- PROBLEM TO SOLVE
Quote each record exactly, please, leaving none out.
———
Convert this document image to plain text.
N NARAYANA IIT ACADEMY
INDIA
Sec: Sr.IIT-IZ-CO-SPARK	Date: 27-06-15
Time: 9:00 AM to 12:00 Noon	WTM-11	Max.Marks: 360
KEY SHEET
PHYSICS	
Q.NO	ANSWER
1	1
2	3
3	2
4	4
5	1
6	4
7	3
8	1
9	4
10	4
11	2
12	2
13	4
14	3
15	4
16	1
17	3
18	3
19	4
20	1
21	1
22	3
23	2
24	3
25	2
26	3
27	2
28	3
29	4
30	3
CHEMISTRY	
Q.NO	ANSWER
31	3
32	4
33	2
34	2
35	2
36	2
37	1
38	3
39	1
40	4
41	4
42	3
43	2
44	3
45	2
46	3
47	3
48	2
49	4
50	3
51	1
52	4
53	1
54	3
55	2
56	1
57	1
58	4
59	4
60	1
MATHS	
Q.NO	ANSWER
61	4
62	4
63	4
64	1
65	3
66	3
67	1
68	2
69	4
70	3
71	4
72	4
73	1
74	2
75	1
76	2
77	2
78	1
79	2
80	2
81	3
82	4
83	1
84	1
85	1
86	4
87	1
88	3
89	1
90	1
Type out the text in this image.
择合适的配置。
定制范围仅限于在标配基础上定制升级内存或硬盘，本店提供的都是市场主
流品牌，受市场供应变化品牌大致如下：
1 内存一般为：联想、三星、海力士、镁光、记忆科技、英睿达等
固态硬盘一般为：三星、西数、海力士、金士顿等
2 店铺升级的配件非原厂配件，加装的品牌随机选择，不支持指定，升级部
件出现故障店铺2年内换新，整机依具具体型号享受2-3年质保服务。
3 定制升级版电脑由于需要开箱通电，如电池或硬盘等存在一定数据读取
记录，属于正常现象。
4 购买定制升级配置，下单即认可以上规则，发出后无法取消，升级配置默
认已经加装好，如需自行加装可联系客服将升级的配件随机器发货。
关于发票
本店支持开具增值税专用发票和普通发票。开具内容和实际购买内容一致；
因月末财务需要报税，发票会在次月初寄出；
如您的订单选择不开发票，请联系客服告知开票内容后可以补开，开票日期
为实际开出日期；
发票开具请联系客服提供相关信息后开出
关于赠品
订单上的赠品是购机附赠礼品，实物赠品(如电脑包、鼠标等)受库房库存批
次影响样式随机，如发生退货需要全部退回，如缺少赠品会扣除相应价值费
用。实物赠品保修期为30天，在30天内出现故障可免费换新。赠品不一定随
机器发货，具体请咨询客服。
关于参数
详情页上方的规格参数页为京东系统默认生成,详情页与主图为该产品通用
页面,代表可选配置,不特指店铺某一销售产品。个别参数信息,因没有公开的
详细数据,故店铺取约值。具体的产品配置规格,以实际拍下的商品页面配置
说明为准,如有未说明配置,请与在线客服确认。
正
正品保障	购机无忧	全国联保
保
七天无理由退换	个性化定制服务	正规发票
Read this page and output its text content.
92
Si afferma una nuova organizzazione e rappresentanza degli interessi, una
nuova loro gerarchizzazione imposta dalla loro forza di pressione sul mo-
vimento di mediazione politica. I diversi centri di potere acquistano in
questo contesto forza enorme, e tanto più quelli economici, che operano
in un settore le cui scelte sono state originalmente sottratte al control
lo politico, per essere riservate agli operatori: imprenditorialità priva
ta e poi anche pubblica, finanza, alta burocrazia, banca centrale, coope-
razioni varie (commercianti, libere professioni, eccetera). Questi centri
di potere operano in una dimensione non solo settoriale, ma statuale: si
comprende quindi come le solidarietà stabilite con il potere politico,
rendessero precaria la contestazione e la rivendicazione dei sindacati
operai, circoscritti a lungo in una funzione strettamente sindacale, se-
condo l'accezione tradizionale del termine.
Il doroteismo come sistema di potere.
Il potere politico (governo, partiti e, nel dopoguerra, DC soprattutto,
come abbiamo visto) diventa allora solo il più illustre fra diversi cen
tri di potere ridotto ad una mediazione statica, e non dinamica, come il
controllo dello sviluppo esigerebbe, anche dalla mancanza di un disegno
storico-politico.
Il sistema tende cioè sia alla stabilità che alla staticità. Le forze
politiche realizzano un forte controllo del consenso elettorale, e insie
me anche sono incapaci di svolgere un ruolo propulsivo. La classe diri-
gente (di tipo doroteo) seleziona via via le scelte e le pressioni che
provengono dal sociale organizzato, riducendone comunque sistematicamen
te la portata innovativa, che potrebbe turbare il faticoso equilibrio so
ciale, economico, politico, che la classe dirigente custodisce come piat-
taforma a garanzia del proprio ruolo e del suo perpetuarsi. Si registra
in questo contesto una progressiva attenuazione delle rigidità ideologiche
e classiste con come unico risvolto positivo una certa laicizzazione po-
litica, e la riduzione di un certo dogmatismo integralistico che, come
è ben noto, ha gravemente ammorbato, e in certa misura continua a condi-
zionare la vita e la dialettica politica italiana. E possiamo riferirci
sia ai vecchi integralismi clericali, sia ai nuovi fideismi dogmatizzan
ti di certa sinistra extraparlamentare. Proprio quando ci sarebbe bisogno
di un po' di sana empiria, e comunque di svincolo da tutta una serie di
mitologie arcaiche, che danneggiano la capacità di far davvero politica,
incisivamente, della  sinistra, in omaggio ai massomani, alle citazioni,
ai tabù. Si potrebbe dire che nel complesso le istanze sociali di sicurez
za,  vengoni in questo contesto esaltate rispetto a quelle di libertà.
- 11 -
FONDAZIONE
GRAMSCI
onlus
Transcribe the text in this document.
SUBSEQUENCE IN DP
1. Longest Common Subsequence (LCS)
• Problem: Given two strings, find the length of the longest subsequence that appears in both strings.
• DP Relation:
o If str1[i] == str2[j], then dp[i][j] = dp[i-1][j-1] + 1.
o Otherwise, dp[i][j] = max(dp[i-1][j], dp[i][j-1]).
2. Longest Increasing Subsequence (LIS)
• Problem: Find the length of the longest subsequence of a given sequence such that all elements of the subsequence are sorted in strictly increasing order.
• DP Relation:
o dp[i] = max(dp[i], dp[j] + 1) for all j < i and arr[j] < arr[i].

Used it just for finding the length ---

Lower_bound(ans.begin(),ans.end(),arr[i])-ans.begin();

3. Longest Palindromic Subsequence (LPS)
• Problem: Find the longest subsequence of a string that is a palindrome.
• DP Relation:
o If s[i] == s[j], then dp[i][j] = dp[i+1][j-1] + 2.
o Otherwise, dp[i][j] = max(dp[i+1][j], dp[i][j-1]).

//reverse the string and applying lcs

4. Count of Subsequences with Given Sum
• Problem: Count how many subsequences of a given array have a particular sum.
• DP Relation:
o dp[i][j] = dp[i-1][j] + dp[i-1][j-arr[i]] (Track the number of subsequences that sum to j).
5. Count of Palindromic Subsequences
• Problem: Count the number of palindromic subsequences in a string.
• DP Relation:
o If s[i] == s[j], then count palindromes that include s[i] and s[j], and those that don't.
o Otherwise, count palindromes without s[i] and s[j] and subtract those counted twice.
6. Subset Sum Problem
———
- RESULT OF THIS EXERCISE
Convert this document image to plain text.
N NARAYANA IIT ACADEMY
INDIA
Sec: Sr.IIT-IZ-CO-SPARK	Date: 27-06-15
Time: 9:00 AM to 12:00 Noon	WTM-11	Max.Marks: 360
KEY SHEET
PHYSICS	
Q.NO	ANSWER
1	1
2	3
3	2
4	4
5	1
6	4
7	3
8	1
9	4
10	4
11	2
12	2
13	4
14	3
15	4
16	1
17	3
18	3
19	4
20	1
21	1
22	3
23	2
24	3
25	2
26	3
27	2
28	3
29	4
30	3
CHEMISTRY	
Q.NO	ANSWER
31	3
32	4
33	2
34	2
35	2
36	2
37	1
38	3
39	1
40	4
41	4
42	3
43	2
44	3
45	2
46	3
47	3
48	2
49	4
50	3
51	1
52	4
53	1
54	3
55	2
56	1
57	1
58	4
59	4
60	1
MATHS	
Q.NO	ANSWER
61	4
62	4
63	4
64	1
65	3
66	3
67	1
68	2
69	4
70	3
71	4
72	4
73	1
74	2
75	1
76	2
77	2
78	1
79	2
80	2
81	3
82	4
83	1
84	1
85	1
86	4
87	1
88	3
89	1
90	1
Type out the text in this image.
择合适的配置。
定制范围仅限于在标配基础上定制升级内存或硬盘，本店提供的都是市场主
流品牌，受市场供应变化品牌大致如下：
1 内存一般为：联想、三星、海力士、镁光、记忆科技、英睿达等
固态硬盘一般为：三星、西数、海力士、金士顿等
2 店铺升级的配件非原厂配件，加装的品牌随机选择，不支持指定，升级部
件出现故障店铺2年内换新，整机依具具体型号享受2-3年质保服务。
3 定制升级版电脑由于需要开箱通电，如电池或硬盘等存在一定数据读取
记录，属于正常现象。
4 购买定制升级配置，下单即认可以上规则，发出后无法取消，升级配置默
认已经加装好，如需自行加装可联系客服将升级的配件随机器发货。
关于发票
本店支持开具增值税专用发票和普通发票。开具内容和实际购买内容一致；
因月末财务需要报税，发票会在次月初寄出；
如您的订单选择不开发票，请联系客服告知开票内容后可以补开，开票日期
为实际开出日期；
发票开具请联系客服提供相关信息后开出
关于赠品
订单上的赠品是购机附赠礼品，实物赠品(如电脑包、鼠标等)受库房库存批
次影响样式随机，如发生退货需要全部退回，如缺少赠品会扣除相应价值费
用。实物赠品保修期为30天，在30天内出现故障可免费换新。赠品不一定随
机器发货，具体请咨询客服。
关于参数
详情页上方的规格参数页为京东系统默认生成,详情页与主图为该产品通用
页面,代表可选配置,不特指店铺某一销售产品。个别参数信息,因没有公开的
详细数据,故店铺取约值。具体的产品配置规格,以实际拍下的商品页面配置
说明为准,如有未说明配置,请与在线客服确认。
正
正品保障	购机无忧	全国联保
保
七天无理由退换	个性化定制服务	正规发票
Read this page and output its text content.
92
Si afferma una nuova organizzazione e rappresentanza degli interessi, una
nuova loro gerarchizzazione imposta dalla loro forza di pressione sul mo-
vimento di mediazione politica. I diversi centri di potere acquistano in
questo contesto forza enorme, e tanto più quelli economici, che operano
in un settore le cui scelte sono state originalmente sottratte al control
lo politico, per essere riservate agli operatori: imprenditorialità priva
ta e poi anche pubblica, finanza, alta burocrazia, banca centrale, coope-
razioni varie (commercianti, libere professioni, eccetera). Questi centri
di potere operano in una dimensione non solo settoriale, ma statuale: si
comprende quindi come le solidarietà stabilite con il potere politico,
rendessero precaria la contestazione e la rivendicazione dei sindacati
operai, circoscritti a lungo in una funzione strettamente sindacale, se-
condo l'accezione tradizionale del termine.
Il doroteismo come sistema di potere.
Il potere politico (governo, partiti e, nel dopoguerra, DC soprattutto,
come abbiamo visto) diventa allora solo il più illustre fra diversi cen
tri di potere ridotto ad una mediazione statica, e non dinamica, come il
controllo dello sviluppo esigerebbe, anche dalla mancanza di un disegno
storico-politico.
Il sistema tende cioè sia alla stabilità che alla staticità. Le forze
politiche realizzano un forte controllo del consenso elettorale, e insie
me anche sono incapaci di svolgere un ruolo propulsivo. La classe diri-
gente (di tipo doroteo) seleziona via via le scelte e le pressioni che
provengono dal sociale organizzato, riducendone comunque sistematicamen
te la portata innovativa, che potrebbe turbare il faticoso equilibrio so
ciale, economico, politico, che la classe dirigente custodisce come piat-
taforma a garanzia del proprio ruolo e del suo perpetuarsi. Si registra
in questo contesto una progressiva attenuazione delle rigidità ideologiche
e classiste con come unico risvolto positivo una certa laicizzazione po-
litica, e la riduzione di un certo dogmatismo integralistico che, come
è ben noto, ha gravemente ammorbato, e in certa misura continua a condi-
zionare la vita e la dialettica politica italiana. E possiamo riferirci
sia ai vecchi integralismi clericali, sia ai nuovi fideismi dogmatizzan
ti di certa sinistra extraparlamentare. Proprio quando ci sarebbe bisogno
di un po' di sana empiria, e comunque di svincolo da tutta una serie di
mitologie arcaiche, che danneggiano la capacità di far davvero politica,
incisivamente, della  sinistra, in omaggio ai massomani, alle citazioni,
ai tabù. Si potrebbe dire che nel complesso le istanze sociali di sicurez
za,  vengoni in questo contesto esaltate rispetto a quelle di libertà.
- 11 -
FONDAZIONE
GRAMSCI
onlus
Transcribe the text in this document.
SUBSEQUENCE IN DP
1. Longest Common Subsequence (LCS)
• Problem: Given two strings, find the length of the longest subsequence that appears in both strings.
• DP Relation:
o If str1[i] == str2[j], then dp[i][j] = dp[i-1][j-1] + 1.
o Otherwise, dp[i][j] = max(dp[i-1][j], dp[i][j-1]).
2. Longest Increasing Subsequence (LIS)
• Problem: Find the length of the longest subsequence of a given sequence such that all elements of the subsequence are sorted in strictly increasing order.
• DP Relation:
o dp[i] = max(dp[i], dp[j] + 1) for all j < i and arr[j] < arr[i].

Used it just for finding the length ---

Lower_bound(ans.begin(),ans.end(),arr[i])-ans.begin();

3. Longest Palindromic Subsequence (LPS)
• Problem: Find the longest subsequence of a string that is a palindrome.
• DP Relation:
o If s[i] == s[j], then dp[i][j] = dp[i+1][j-1] + 2.
o Otherwise, dp[i][j] = max(dp[i+1][j], dp[i][j-1]).

//reverse the string and applying lcs

4. Count of Subsequences with Given Sum
• Problem: Count how many subsequences of a given array have a particular sum.
• DP Relation:
o dp[i][j] = dp[i-1][j] + dp[i-1][j-arr[i]] (Track the number of subsequences that sum to j).
5. Count of Palindromic Subsequences
• Problem: Count the number of palindromic subsequences in a string.
• DP Relation:
o If s[i] == s[j], then count palindromes that include s[i] and s[j], and those that don't.
o Otherwise, count palindromes without s[i] and s[j] and subtract those counted twice.
6. Subset Sum Problem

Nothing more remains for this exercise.